**Given problem**:
Look for the string "this" and copy every line that has it.

* Begin Given records *

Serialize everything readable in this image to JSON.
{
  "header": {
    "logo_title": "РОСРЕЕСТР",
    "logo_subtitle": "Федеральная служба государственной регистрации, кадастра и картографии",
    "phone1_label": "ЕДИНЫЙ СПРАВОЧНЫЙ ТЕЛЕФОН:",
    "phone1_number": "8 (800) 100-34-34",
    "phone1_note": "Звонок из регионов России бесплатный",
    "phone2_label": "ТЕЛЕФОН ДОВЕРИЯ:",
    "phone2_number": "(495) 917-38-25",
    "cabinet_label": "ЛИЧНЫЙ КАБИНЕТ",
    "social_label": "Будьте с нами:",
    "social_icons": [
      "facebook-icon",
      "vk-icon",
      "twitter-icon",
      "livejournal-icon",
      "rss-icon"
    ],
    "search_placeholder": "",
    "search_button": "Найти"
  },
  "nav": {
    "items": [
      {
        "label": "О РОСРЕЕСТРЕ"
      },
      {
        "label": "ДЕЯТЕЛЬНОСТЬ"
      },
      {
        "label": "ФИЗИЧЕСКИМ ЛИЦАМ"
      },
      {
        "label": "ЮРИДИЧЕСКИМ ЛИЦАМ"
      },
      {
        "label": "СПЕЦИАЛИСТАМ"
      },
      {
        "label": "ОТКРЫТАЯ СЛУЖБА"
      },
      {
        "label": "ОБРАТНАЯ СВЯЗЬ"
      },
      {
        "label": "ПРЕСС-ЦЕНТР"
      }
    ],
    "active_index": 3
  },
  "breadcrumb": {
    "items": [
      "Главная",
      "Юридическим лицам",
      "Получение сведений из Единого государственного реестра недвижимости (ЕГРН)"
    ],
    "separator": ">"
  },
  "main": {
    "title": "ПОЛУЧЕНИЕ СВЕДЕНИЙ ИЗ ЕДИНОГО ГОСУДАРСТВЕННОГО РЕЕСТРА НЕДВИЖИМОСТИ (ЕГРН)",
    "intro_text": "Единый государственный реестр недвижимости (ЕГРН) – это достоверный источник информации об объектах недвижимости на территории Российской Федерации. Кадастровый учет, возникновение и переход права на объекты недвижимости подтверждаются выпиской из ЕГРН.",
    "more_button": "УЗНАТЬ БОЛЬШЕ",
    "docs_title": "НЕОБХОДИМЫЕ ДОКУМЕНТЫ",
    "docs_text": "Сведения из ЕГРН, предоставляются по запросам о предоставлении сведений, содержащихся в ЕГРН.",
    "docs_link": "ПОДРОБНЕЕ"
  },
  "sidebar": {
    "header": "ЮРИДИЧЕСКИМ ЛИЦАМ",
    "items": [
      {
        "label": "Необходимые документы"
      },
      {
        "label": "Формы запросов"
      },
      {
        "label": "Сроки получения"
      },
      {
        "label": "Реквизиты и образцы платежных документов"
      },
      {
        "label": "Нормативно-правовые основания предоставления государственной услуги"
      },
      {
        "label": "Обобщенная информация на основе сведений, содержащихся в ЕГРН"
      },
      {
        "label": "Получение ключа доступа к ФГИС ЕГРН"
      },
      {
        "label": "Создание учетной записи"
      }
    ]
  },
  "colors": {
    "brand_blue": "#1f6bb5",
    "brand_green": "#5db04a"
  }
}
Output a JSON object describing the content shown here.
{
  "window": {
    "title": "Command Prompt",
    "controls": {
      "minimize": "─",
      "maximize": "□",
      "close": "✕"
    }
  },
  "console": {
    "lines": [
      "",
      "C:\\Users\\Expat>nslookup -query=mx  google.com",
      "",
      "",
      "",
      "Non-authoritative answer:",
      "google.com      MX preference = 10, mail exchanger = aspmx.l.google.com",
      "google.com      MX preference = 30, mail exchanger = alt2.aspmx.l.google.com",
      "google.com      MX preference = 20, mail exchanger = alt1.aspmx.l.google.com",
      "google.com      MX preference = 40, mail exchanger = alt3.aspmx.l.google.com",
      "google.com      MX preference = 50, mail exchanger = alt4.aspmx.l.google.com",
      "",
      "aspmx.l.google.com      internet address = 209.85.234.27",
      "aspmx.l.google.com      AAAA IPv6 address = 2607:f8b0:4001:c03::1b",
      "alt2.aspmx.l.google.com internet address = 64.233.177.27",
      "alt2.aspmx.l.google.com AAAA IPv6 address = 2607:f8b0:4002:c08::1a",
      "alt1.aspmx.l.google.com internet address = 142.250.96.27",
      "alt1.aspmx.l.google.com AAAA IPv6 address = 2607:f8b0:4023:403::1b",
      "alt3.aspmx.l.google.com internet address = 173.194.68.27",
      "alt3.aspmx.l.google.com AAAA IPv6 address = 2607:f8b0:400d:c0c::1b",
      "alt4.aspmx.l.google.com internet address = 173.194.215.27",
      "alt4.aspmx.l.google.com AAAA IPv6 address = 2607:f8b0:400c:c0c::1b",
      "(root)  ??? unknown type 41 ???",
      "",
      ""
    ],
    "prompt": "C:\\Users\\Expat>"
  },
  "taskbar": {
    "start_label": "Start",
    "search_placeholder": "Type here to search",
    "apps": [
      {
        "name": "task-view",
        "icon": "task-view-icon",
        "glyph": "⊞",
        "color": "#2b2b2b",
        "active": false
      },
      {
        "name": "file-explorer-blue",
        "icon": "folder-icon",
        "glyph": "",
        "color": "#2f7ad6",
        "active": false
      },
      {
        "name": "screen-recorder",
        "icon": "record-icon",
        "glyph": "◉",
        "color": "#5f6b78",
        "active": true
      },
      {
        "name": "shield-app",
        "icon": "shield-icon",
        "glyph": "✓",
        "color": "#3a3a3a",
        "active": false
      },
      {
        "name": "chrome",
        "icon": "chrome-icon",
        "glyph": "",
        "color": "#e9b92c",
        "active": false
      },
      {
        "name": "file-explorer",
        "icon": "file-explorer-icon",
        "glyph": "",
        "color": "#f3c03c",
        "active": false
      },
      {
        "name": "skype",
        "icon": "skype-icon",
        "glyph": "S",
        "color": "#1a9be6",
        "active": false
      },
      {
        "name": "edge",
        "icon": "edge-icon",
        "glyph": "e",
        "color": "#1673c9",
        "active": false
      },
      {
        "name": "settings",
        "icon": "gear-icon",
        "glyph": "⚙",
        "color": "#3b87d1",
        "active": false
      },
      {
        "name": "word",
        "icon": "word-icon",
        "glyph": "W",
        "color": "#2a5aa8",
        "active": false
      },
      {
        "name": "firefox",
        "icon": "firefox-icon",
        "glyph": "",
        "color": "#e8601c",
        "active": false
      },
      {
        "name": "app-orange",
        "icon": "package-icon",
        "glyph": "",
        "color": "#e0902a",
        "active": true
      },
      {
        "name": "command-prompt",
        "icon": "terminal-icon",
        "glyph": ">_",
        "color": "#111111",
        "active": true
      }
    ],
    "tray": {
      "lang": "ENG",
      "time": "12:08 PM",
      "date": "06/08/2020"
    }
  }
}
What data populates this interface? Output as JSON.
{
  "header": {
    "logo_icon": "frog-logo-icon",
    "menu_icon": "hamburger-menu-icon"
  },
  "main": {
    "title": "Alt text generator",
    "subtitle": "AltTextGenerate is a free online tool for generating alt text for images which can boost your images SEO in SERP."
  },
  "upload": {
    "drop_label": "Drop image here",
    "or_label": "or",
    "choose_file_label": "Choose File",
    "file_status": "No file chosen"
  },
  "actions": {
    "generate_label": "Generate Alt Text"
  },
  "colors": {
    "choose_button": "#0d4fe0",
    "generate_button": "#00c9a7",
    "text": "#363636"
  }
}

* End Given records *

**Answer below**:
Serialize everything readable in this image to JSON.
What data populates this interface? Output as JSON.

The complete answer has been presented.